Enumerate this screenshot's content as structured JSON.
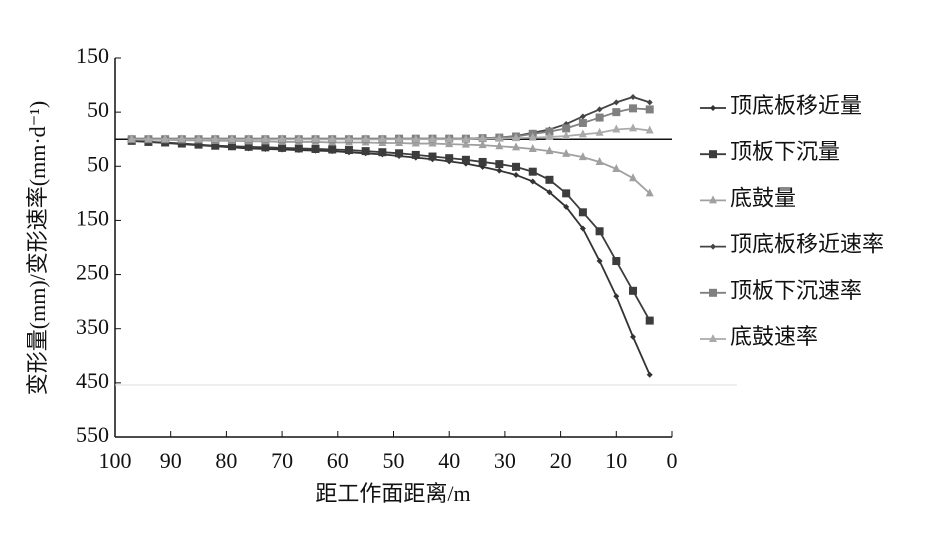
{
  "chart_data": {
    "type": "line",
    "xlabel": "距工作面距离/m",
    "ylabel": "变形量(mm)/变形速率(mm·d⁻¹)",
    "x": [
      97,
      94,
      91,
      88,
      85,
      82,
      79,
      76,
      73,
      70,
      67,
      64,
      61,
      58,
      55,
      52,
      49,
      46,
      43,
      40,
      37,
      34,
      31,
      28,
      25,
      22,
      19,
      16,
      13,
      10,
      7,
      4
    ],
    "series": [
      {
        "name": "顶底板移近量",
        "color": "#333333",
        "marker": "diamond",
        "values": [
          -3,
          -5,
          -7,
          -9,
          -11,
          -13,
          -15,
          -17,
          -18,
          -19,
          -20,
          -21,
          -22,
          -24,
          -26,
          -28,
          -31,
          -34,
          -37,
          -41,
          -45,
          -51,
          -58,
          -66,
          -78,
          -98,
          -125,
          -165,
          -225,
          -290,
          -365,
          -435
        ]
      },
      {
        "name": "顶板下沉量",
        "color": "#3c3c3c",
        "marker": "square",
        "values": [
          -3,
          -5,
          -6,
          -8,
          -10,
          -12,
          -13,
          -14,
          -15,
          -16,
          -17,
          -18,
          -19,
          -20,
          -22,
          -24,
          -26,
          -29,
          -32,
          -35,
          -38,
          -42,
          -46,
          -51,
          -60,
          -75,
          -100,
          -135,
          -170,
          -225,
          -280,
          -335
        ]
      },
      {
        "name": "底鼓量",
        "color": "#a0a0a0",
        "marker": "triangle",
        "values": [
          0,
          -1,
          -1,
          -2,
          -2,
          -3,
          -3,
          -4,
          -4,
          -5,
          -5,
          -5,
          -6,
          -6,
          -6,
          -7,
          -7,
          -8,
          -8,
          -9,
          -10,
          -11,
          -13,
          -15,
          -18,
          -22,
          -27,
          -33,
          -42,
          -55,
          -72,
          -100
        ]
      },
      {
        "name": "顶底板移近速率",
        "color": "#444444",
        "marker": "diamond",
        "values": [
          1,
          1,
          1,
          1,
          1,
          1,
          1,
          1,
          1,
          1,
          1,
          1,
          1,
          1,
          1,
          1,
          1,
          1,
          1,
          1,
          1,
          2,
          3,
          6,
          12,
          18,
          28,
          42,
          55,
          68,
          78,
          68
        ]
      },
      {
        "name": "顶板下沉速率",
        "color": "#808080",
        "marker": "square",
        "values": [
          0,
          0,
          0,
          0,
          0,
          0,
          0,
          0,
          0,
          0,
          0,
          0,
          0,
          0,
          0,
          0,
          1,
          1,
          1,
          1,
          1,
          2,
          3,
          5,
          10,
          14,
          20,
          30,
          40,
          50,
          57,
          55
        ]
      },
      {
        "name": "底鼓速率",
        "color": "#aaaaaa",
        "marker": "triangle",
        "values": [
          0,
          0,
          0,
          0,
          0,
          0,
          0,
          0,
          0,
          0,
          0,
          0,
          0,
          0,
          0,
          0,
          0,
          0,
          0,
          0,
          0,
          1,
          1,
          2,
          3,
          4,
          6,
          9,
          12,
          18,
          20,
          16
        ]
      }
    ],
    "xlim": [
      100,
      0
    ],
    "xticks": [
      100,
      90,
      80,
      70,
      60,
      50,
      40,
      30,
      20,
      10,
      0
    ],
    "ylim": [
      -550,
      150
    ],
    "yticks": [
      150,
      50,
      {
        "value": -50,
        "label": "50"
      },
      {
        "value": -150,
        "label": "150"
      },
      {
        "value": -250,
        "label": "250"
      },
      {
        "value": -350,
        "label": "350"
      },
      {
        "value": -450,
        "label": "450"
      },
      {
        "value": -550,
        "label": "550"
      }
    ]
  }
}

************

▸ **Required task**
Take the listing and print it again exactly, but without any pictures.

▸ **Solution to the problem**
Enumerate this screenshot's content as structured JSON.
{
  "chart_data": {
    "type": "line",
    "xlabel": "距工作面距离/m",
    "ylabel": "变形量(mm)/变形速率(mm·d⁻¹)",
    "x": [
      97,
      94,
      91,
      88,
      85,
      82,
      79,
      76,
      73,
      70,
      67,
      64,
      61,
      58,
      55,
      52,
      49,
      46,
      43,
      40,
      37,
      34,
      31,
      28,
      25,
      22,
      19,
      16,
      13,
      10,
      7,
      4
    ],
    "series": [
      {
        "name": "顶底板移近量",
        "color": "#333333",
        "marker": "diamond",
        "values": [
          -3,
          -5,
          -7,
          -9,
          -11,
          -13,
          -15,
          -17,
          -18,
          -19,
          -20,
          -21,
          -22,
          -24,
          -26,
          -28,
          -31,
          -34,
          -37,
          -41,
          -45,
          -51,
          -58,
          -66,
          -78,
          -98,
          -125,
          -165,
          -225,
          -290,
          -365,
          -435
        ]
      },
      {
        "name": "顶板下沉量",
        "color": "#3c3c3c",
        "marker": "square",
        "values": [
          -3,
          -5,
          -6,
          -8,
          -10,
          -12,
          -13,
          -14,
          -15,
          -16,
          -17,
          -18,
          -19,
          -20,
          -22,
          -24,
          -26,
          -29,
          -32,
          -35,
          -38,
          -42,
          -46,
          -51,
          -60,
          -75,
          -100,
          -135,
          -170,
          -225,
          -280,
          -335
        ]
      },
      {
        "name": "底鼓量",
        "color": "#a0a0a0",
        "marker": "triangle",
        "values": [
          0,
          -1,
          -1,
          -2,
          -2,
          -3,
          -3,
          -4,
          -4,
          -5,
          -5,
          -5,
          -6,
          -6,
          -6,
          -7,
          -7,
          -8,
          -8,
          -9,
          -10,
          -11,
          -13,
          -15,
          -18,
          -22,
          -27,
          -33,
          -42,
          -55,
          -72,
          -100
        ]
      },
      {
        "name": "顶底板移近速率",
        "color": "#444444",
        "marker": "diamond",
        "values": [
          1,
          1,
          1,
          1,
          1,
          1,
          1,
          1,
          1,
          1,
          1,
          1,
          1,
          1,
          1,
          1,
          1,
          1,
          1,
          1,
          1,
          2,
          3,
          6,
          12,
          18,
          28,
          42,
          55,
          68,
          78,
          68
        ]
      },
      {
        "name": "顶板下沉速率",
        "color": "#808080",
        "marker": "square",
        "values": [
          0,
          0,
          0,
          0,
          0,
          0,
          0,
          0,
          0,
          0,
          0,
          0,
          0,
          0,
          0,
          0,
          1,
          1,
          1,
          1,
          1,
          2,
          3,
          5,
          10,
          14,
          20,
          30,
          40,
          50,
          57,
          55
        ]
      },
      {
        "name": "底鼓速率",
        "color": "#aaaaaa",
        "marker": "triangle",
        "values": [
          0,
          0,
          0,
          0,
          0,
          0,
          0,
          0,
          0,
          0,
          0,
          0,
          0,
          0,
          0,
          0,
          0,
          0,
          0,
          0,
          0,
          1,
          1,
          2,
          3,
          4,
          6,
          9,
          12,
          18,
          20,
          16
        ]
      }
    ],
    "xlim": [
      100,
      0
    ],
    "xticks": [
      100,
      90,
      80,
      70,
      60,
      50,
      40,
      30,
      20,
      10,
      0
    ],
    "ylim": [
      -550,
      150
    ],
    "yticks": [
      150,
      50,
      {
        "value": -50,
        "label": "50"
      },
      {
        "value": -150,
        "label": "150"
      },
      {
        "value": -250,
        "label": "250"
      },
      {
        "value": -350,
        "label": "350"
      },
      {
        "value": -450,
        "label": "450"
      },
      {
        "value": -550,
        "label": "550"
      }
    ]
  }
}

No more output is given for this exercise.